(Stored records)
________________________

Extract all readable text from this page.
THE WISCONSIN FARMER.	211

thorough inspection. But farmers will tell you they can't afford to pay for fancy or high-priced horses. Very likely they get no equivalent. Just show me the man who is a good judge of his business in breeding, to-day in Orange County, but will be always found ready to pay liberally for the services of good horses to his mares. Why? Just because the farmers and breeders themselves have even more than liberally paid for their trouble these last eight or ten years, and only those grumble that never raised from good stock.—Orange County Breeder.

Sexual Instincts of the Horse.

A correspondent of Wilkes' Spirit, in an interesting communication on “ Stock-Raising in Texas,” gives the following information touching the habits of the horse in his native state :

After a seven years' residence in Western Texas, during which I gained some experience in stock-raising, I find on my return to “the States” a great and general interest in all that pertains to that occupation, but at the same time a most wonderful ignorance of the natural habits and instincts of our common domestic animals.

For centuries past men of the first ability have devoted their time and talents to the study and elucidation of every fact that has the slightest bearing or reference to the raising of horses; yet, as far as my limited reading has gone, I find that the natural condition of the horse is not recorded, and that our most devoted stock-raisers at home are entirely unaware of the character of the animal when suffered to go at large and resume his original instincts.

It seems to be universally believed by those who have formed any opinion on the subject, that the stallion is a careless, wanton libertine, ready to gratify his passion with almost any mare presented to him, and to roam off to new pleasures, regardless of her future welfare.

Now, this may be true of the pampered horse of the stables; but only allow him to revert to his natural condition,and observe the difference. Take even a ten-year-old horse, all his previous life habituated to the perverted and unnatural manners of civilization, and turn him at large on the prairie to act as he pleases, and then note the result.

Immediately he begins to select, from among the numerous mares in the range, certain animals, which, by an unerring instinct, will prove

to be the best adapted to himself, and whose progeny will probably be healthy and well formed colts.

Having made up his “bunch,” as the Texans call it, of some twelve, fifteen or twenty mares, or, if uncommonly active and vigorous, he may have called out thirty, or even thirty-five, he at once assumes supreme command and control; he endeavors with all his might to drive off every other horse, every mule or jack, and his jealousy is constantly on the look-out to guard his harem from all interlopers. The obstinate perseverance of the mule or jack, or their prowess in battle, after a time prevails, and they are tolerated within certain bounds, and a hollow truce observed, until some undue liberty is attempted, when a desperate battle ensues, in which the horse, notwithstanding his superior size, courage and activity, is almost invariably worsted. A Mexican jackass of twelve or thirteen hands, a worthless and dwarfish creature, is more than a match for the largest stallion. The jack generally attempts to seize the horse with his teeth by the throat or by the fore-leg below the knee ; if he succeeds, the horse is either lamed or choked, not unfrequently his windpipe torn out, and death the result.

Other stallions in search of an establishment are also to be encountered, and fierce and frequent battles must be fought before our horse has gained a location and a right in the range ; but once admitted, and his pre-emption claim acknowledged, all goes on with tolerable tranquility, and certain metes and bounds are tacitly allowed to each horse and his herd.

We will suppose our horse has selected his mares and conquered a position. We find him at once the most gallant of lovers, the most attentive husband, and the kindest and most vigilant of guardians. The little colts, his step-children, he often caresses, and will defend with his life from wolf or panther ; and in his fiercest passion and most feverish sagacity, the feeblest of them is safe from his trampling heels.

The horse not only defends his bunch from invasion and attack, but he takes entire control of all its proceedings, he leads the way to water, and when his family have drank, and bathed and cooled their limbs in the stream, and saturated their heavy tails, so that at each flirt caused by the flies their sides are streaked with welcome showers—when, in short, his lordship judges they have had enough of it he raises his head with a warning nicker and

________________________

**TASK TO CARRY OUT**
Every entry must be retyped in full, exactly as given.

**RESULT BELOW**
Extract all readable text from this page.
THE WISCONSIN FARMER.	211

thorough inspection. But farmers will tell you they can't afford to pay for fancy or high-priced horses. Very likely they get no equivalent. Just show me the man who is a good judge of his business in breeding, to-day in Orange County, but will be always found ready to pay liberally for the services of good horses to his mares. Why? Just because the farmers and breeders themselves have even more than liberally paid for their trouble these last eight or ten years, and only those grumble that never raised from good stock.—Orange County Breeder.

Sexual Instincts of the Horse.

A correspondent of Wilkes' Spirit, in an interesting communication on “ Stock-Raising in Texas,” gives the following information touching the habits of the horse in his native state :

After a seven years' residence in Western Texas, during which I gained some experience in stock-raising, I find on my return to “the States” a great and general interest in all that pertains to that occupation, but at the same time a most wonderful ignorance of the natural habits and instincts of our common domestic animals.

For centuries past men of the first ability have devoted their time and talents to the study and elucidation of every fact that has the slightest bearing or reference to the raising of horses; yet, as far as my limited reading has gone, I find that the natural condition of the horse is not recorded, and that our most devoted stock-raisers at home are entirely unaware of the character of the animal when suffered to go at large and resume his original instincts.

It seems to be universally believed by those who have formed any opinion on the subject, that the stallion is a careless, wanton libertine, ready to gratify his passion with almost any mare presented to him, and to roam off to new pleasures, regardless of her future welfare.

Now, this may be true of the pampered horse of the stables; but only allow him to revert to his natural condition,and observe the difference. Take even a ten-year-old horse, all his previous life habituated to the perverted and unnatural manners of civilization, and turn him at large on the prairie to act as he pleases, and then note the result.

Immediately he begins to select, from among the numerous mares in the range, certain animals, which, by an unerring instinct, will prove

to be the best adapted to himself, and whose progeny will probably be healthy and well formed colts.

Having made up his “bunch,” as the Texans call it, of some twelve, fifteen or twenty mares, or, if uncommonly active and vigorous, he may have called out thirty, or even thirty-five, he at once assumes supreme command and control; he endeavors with all his might to drive off every other horse, every mule or jack, and his jealousy is constantly on the look-out to guard his harem from all interlopers. The obstinate perseverance of the mule or jack, or their prowess in battle, after a time prevails, and they are tolerated within certain bounds, and a hollow truce observed, until some undue liberty is attempted, when a desperate battle ensues, in which the horse, notwithstanding his superior size, courage and activity, is almost invariably worsted. A Mexican jackass of twelve or thirteen hands, a worthless and dwarfish creature, is more than a match for the largest stallion. The jack generally attempts to seize the horse with his teeth by the throat or by the fore-leg below the knee ; if he succeeds, the horse is either lamed or choked, not unfrequently his windpipe torn out, and death the result.

Other stallions in search of an establishment are also to be encountered, and fierce and frequent battles must be fought before our horse has gained a location and a right in the range ; but once admitted, and his pre-emption claim acknowledged, all goes on with tolerable tranquility, and certain metes and bounds are tacitly allowed to each horse and his herd.

We will suppose our horse has selected his mares and conquered a position. We find him at once the most gallant of lovers, the most attentive husband, and the kindest and most vigilant of guardians. The little colts, his step-children, he often caresses, and will defend with his life from wolf or panther ; and in his fiercest passion and most feverish sagacity, the feeblest of them is safe from his trampling heels.

The horse not only defends his bunch from invasion and attack, but he takes entire control of all its proceedings, he leads the way to water, and when his family have drank, and bathed and cooled their limbs in the stream, and saturated their heavy tails, so that at each flirt caused by the flies their sides are streaked with welcome showers—when, in short, his lordship judges they have had enough of it he raises his head with a warning nicker and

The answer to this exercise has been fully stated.